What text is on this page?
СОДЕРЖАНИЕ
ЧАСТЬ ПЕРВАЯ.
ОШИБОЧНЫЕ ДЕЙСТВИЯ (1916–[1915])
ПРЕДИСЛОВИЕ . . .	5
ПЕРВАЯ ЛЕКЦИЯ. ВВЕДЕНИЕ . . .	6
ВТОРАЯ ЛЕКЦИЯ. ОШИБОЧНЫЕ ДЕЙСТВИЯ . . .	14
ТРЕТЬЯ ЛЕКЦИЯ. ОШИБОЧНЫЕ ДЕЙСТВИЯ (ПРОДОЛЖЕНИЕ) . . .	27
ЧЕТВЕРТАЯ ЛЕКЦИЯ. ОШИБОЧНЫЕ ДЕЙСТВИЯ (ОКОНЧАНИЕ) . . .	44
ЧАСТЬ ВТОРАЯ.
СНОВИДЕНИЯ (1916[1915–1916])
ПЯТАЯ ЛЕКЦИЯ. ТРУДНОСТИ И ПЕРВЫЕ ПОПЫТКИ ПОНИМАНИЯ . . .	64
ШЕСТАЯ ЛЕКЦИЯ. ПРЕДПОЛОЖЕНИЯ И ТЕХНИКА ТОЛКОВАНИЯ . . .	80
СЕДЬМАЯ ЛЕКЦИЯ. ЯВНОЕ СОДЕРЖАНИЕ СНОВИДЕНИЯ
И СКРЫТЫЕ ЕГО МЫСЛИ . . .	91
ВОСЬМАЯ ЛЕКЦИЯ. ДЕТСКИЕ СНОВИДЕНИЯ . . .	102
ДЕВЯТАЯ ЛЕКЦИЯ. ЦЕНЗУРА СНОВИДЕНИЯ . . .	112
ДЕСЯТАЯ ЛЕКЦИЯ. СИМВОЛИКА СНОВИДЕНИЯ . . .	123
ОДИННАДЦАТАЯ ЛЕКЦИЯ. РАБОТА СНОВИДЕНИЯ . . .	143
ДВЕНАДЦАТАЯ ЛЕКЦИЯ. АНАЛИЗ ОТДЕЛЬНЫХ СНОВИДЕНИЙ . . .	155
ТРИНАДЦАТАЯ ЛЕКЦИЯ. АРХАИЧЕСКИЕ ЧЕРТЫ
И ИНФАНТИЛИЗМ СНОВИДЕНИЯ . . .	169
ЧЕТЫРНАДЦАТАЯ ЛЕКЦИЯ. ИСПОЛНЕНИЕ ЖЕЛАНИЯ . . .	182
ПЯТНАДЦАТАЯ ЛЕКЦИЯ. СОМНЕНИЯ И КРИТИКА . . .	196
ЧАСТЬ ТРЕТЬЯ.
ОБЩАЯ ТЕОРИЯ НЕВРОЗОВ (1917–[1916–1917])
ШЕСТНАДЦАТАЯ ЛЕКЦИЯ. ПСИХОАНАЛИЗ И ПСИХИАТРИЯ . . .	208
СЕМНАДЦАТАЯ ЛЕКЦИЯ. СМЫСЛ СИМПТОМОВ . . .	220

YOUR OBJECTIVE: Write out every record verbatim.

SOLUTION TO THIS PROBLEM:
What text is on this page?
СОДЕРЖАНИЕ
ЧАСТЬ ПЕРВАЯ.
ОШИБОЧНЫЕ ДЕЙСТВИЯ (1916–[1915])
ПРЕДИСЛОВИЕ . . .	5
ПЕРВАЯ ЛЕКЦИЯ. ВВЕДЕНИЕ . . .	6
ВТОРАЯ ЛЕКЦИЯ. ОШИБОЧНЫЕ ДЕЙСТВИЯ . . .	14
ТРЕТЬЯ ЛЕКЦИЯ. ОШИБОЧНЫЕ ДЕЙСТВИЯ (ПРОДОЛЖЕНИЕ) . . .	27
ЧЕТВЕРТАЯ ЛЕКЦИЯ. ОШИБОЧНЫЕ ДЕЙСТВИЯ (ОКОНЧАНИЕ) . . .	44
ЧАСТЬ ВТОРАЯ.
СНОВИДЕНИЯ (1916[1915–1916])
ПЯТАЯ ЛЕКЦИЯ. ТРУДНОСТИ И ПЕРВЫЕ ПОПЫТКИ ПОНИМАНИЯ . . .	64
ШЕСТАЯ ЛЕКЦИЯ. ПРЕДПОЛОЖЕНИЯ И ТЕХНИКА ТОЛКОВАНИЯ . . .	80
СЕДЬМАЯ ЛЕКЦИЯ. ЯВНОЕ СОДЕРЖАНИЕ СНОВИДЕНИЯ
И СКРЫТЫЕ ЕГО МЫСЛИ . . .	91
ВОСЬМАЯ ЛЕКЦИЯ. ДЕТСКИЕ СНОВИДЕНИЯ . . .	102
ДЕВЯТАЯ ЛЕКЦИЯ. ЦЕНЗУРА СНОВИДЕНИЯ . . .	112
ДЕСЯТАЯ ЛЕКЦИЯ. СИМВОЛИКА СНОВИДЕНИЯ . . .	123
ОДИННАДЦАТАЯ ЛЕКЦИЯ. РАБОТА СНОВИДЕНИЯ . . .	143
ДВЕНАДЦАТАЯ ЛЕКЦИЯ. АНАЛИЗ ОТДЕЛЬНЫХ СНОВИДЕНИЙ . . .	155
ТРИНАДЦАТАЯ ЛЕКЦИЯ. АРХАИЧЕСКИЕ ЧЕРТЫ
И ИНФАНТИЛИЗМ СНОВИДЕНИЯ . . .	169
ЧЕТЫРНАДЦАТАЯ ЛЕКЦИЯ. ИСПОЛНЕНИЕ ЖЕЛАНИЯ . . .	182
ПЯТНАДЦАТАЯ ЛЕКЦИЯ. СОМНЕНИЯ И КРИТИКА . . .	196
ЧАСТЬ ТРЕТЬЯ.
ОБЩАЯ ТЕОРИЯ НЕВРОЗОВ (1917–[1916–1917])
ШЕСТНАДЦАТАЯ ЛЕКЦИЯ. ПСИХОАНАЛИЗ И ПСИХИАТРИЯ . . .	208
СЕМНАДЦАТАЯ ЛЕКЦИЯ. СМЫСЛ СИМПТОМОВ . . .	220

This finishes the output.